REQUIRED WORK = Give the entries again, word for word.

[Dataset records]
----------------

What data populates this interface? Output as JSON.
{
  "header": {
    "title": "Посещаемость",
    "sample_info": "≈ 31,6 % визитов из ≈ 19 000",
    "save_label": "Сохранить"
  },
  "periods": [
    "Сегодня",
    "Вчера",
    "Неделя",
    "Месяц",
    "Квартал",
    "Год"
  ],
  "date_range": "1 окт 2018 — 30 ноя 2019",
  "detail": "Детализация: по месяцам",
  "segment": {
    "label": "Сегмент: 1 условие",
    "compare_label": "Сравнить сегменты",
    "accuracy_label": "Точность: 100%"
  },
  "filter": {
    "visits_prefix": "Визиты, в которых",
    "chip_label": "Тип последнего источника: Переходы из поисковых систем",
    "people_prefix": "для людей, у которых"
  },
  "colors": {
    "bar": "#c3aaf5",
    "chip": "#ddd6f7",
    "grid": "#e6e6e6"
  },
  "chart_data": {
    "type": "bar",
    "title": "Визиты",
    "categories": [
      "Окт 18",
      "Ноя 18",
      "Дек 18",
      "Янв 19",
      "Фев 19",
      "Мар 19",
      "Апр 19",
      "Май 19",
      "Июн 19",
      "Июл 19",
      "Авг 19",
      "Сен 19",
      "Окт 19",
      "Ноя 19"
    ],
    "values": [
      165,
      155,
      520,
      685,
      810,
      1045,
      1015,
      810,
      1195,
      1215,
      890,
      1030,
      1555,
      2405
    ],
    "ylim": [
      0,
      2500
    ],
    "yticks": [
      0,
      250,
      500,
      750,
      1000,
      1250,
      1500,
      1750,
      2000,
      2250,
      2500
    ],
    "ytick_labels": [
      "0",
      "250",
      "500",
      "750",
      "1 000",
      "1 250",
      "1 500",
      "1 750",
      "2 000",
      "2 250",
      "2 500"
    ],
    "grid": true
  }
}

----------------

RESPONSE FOR THIS EXERCISE =
What data populates this interface? Output as JSON.
{
  "header": {
    "title": "Посещаемость",
    "sample_info": "≈ 31,6 % визитов из ≈ 19 000",
    "save_label": "Сохранить"
  },
  "periods": [
    "Сегодня",
    "Вчера",
    "Неделя",
    "Месяц",
    "Квартал",
    "Год"
  ],
  "date_range": "1 окт 2018 — 30 ноя 2019",
  "detail": "Детализация: по месяцам",
  "segment": {
    "label": "Сегмент: 1 условие",
    "compare_label": "Сравнить сегменты",
    "accuracy_label": "Точность: 100%"
  },
  "filter": {
    "visits_prefix": "Визиты, в которых",
    "chip_label": "Тип последнего источника: Переходы из поисковых систем",
    "people_prefix": "для людей, у которых"
  },
  "colors": {
    "bar": "#c3aaf5",
    "chip": "#ddd6f7",
    "grid": "#e6e6e6"
  },
  "chart_data": {
    "type": "bar",
    "title": "Визиты",
    "categories": [
      "Окт 18",
      "Ноя 18",
      "Дек 18",
      "Янв 19",
      "Фев 19",
      "Мар 19",
      "Апр 19",
      "Май 19",
      "Июн 19",
      "Июл 19",
      "Авг 19",
      "Сен 19",
      "Окт 19",
      "Ноя 19"
    ],
    "values": [
      165,
      155,
      520,
      685,
      810,
      1045,
      1015,
      810,
      1195,
      1215,
      890,
      1030,
      1555,
      2405
    ],
    "ylim": [
      0,
      2500
    ],
    "yticks": [
      0,
      250,
      500,
      750,
      1000,
      1250,
      1500,
      1750,
      2000,
      2250,
      2500
    ],
    "ytick_labels": [
      "0",
      "250",
      "500",
      "750",
      "1 000",
      "1 250",
      "1 500",
      "1 750",
      "2 000",
      "2 250",
      "2 500"
    ],
    "grid": true
  }
}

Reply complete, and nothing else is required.